EXCERPTED RECORDS
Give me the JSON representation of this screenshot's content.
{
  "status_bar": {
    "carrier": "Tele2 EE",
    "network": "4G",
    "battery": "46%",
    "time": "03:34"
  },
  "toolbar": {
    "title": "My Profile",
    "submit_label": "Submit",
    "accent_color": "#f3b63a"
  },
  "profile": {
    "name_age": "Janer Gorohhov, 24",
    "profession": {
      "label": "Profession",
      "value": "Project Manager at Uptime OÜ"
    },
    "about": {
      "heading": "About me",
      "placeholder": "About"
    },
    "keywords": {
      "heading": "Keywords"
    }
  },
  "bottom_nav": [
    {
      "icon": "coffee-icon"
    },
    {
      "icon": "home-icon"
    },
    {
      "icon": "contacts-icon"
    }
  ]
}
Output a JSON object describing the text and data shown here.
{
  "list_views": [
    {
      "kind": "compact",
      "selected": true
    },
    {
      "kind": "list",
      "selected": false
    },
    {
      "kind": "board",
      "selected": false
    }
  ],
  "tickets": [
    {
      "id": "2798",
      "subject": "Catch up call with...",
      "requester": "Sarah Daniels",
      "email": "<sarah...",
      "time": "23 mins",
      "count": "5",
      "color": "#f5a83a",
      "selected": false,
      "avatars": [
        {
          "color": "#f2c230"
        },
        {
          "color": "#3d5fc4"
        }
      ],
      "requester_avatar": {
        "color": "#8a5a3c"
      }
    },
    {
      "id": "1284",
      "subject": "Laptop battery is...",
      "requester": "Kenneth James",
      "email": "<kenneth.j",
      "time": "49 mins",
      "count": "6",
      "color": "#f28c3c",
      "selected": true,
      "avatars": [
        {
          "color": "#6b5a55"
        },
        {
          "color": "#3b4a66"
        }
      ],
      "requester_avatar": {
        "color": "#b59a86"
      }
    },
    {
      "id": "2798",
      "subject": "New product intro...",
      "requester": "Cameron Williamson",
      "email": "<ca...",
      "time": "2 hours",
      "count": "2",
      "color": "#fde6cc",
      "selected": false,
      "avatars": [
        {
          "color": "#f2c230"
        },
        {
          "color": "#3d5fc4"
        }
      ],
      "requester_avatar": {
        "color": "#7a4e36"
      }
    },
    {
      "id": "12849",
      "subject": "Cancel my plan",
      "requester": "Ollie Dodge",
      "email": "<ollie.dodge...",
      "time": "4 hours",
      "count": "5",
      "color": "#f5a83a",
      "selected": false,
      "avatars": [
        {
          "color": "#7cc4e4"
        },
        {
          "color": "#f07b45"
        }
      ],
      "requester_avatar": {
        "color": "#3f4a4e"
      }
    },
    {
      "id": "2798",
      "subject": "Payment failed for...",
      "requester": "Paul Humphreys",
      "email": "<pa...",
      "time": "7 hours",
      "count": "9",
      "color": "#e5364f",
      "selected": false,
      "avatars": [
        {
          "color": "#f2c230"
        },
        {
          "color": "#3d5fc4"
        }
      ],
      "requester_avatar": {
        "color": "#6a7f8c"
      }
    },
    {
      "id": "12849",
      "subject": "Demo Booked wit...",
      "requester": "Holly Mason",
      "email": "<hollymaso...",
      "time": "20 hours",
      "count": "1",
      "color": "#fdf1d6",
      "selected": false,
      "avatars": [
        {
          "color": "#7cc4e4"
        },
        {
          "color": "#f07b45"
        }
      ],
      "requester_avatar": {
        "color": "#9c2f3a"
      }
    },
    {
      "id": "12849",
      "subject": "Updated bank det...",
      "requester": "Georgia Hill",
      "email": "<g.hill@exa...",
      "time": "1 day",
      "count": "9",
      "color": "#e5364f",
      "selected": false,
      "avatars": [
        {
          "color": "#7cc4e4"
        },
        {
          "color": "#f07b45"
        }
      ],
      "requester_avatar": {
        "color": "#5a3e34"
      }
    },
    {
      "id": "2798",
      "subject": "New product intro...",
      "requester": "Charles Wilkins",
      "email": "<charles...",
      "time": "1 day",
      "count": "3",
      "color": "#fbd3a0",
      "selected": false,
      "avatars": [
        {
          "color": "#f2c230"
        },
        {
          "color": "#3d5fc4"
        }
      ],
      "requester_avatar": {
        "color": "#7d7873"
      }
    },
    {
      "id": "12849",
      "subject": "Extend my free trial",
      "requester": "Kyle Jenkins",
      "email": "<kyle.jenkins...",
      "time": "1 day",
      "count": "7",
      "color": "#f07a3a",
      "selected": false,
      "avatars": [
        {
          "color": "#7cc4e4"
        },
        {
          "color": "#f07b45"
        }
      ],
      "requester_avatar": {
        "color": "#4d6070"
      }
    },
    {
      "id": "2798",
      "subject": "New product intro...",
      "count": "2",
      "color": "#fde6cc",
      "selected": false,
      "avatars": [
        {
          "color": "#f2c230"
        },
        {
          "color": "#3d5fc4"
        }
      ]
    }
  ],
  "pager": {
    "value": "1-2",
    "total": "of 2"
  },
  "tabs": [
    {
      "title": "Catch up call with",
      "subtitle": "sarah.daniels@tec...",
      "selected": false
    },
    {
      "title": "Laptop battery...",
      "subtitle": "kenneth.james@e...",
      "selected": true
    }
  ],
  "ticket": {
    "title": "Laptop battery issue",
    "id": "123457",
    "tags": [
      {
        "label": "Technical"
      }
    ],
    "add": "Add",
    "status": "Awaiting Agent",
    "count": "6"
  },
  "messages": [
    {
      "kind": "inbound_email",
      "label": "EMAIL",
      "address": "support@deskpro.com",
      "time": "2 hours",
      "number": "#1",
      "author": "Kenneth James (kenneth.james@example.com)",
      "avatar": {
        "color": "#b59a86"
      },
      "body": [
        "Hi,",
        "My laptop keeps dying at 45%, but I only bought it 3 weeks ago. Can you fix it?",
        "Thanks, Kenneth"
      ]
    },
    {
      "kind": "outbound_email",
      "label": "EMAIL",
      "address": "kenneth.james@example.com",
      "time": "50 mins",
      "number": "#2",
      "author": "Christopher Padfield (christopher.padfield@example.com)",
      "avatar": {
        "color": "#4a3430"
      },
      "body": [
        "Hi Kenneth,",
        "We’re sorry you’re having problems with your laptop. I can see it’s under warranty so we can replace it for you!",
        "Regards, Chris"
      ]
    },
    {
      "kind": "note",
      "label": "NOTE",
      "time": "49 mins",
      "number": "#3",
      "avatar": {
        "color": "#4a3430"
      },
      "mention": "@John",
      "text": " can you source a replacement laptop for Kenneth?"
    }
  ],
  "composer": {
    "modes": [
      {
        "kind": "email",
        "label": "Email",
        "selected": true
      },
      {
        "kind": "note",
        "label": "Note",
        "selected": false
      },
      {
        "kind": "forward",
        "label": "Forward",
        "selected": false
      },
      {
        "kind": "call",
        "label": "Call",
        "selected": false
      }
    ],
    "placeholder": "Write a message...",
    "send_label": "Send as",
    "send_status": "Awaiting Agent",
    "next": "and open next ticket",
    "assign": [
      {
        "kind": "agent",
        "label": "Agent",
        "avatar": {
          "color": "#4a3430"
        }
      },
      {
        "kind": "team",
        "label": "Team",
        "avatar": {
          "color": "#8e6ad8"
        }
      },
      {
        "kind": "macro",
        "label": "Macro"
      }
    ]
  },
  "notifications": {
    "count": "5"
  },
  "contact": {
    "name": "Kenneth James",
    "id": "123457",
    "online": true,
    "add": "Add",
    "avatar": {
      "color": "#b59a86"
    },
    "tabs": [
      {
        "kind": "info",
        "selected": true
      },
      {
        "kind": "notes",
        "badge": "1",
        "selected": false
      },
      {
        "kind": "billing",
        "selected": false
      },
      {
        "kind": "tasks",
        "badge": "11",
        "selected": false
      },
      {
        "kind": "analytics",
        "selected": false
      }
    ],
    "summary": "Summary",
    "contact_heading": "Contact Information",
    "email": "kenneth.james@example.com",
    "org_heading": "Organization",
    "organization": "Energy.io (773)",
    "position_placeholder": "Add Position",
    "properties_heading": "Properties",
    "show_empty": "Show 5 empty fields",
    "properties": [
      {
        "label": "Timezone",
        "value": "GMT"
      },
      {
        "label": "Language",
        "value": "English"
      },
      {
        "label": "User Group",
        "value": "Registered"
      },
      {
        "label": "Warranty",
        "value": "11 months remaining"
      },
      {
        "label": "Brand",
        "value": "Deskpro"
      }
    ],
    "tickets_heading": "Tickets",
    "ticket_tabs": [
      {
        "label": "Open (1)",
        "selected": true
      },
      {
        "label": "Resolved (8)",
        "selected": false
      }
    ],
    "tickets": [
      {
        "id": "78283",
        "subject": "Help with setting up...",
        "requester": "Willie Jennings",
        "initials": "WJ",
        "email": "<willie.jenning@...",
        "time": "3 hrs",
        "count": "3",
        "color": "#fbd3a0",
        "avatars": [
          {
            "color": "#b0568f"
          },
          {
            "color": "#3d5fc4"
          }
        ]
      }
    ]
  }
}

GIVEN INSTRUCTION
List each line of the records that holds the string "hours".

RESULT FOR THIS EXERCISE
      "time": "2 hours",
      "time": "4 hours",
      "time": "7 hours",
      "time": "20 hours",
      "time": "2 hours",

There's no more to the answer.